* Task brief:
Identify the lines holding "respuesta" and copy them.
┌──
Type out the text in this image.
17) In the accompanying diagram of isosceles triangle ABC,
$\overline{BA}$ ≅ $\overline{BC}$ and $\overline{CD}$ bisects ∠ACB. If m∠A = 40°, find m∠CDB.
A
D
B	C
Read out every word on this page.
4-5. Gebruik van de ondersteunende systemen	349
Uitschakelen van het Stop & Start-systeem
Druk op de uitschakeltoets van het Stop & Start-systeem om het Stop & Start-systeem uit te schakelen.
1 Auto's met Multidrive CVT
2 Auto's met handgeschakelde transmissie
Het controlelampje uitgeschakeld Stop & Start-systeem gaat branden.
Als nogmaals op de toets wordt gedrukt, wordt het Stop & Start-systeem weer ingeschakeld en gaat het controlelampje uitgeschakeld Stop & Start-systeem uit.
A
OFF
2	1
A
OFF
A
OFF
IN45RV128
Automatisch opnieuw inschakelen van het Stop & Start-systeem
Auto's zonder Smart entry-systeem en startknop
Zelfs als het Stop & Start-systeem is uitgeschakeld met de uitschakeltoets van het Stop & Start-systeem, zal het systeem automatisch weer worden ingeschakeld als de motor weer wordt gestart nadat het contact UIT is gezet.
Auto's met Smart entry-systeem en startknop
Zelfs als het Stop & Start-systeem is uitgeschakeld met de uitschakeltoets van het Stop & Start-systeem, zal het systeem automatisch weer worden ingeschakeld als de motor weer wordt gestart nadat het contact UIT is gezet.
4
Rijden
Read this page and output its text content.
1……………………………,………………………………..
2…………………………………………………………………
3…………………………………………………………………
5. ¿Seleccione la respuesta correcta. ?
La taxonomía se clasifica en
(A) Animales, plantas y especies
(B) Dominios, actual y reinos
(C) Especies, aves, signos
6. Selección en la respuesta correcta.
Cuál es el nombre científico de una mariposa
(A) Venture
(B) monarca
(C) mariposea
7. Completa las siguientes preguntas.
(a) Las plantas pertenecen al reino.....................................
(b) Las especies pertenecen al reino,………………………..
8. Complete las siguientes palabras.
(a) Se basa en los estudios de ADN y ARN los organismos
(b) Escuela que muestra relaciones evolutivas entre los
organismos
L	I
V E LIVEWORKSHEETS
└──
* Written answer:
5. ¿Seleccione la respuesta correcta. ?
6. Selección en la respuesta correcta.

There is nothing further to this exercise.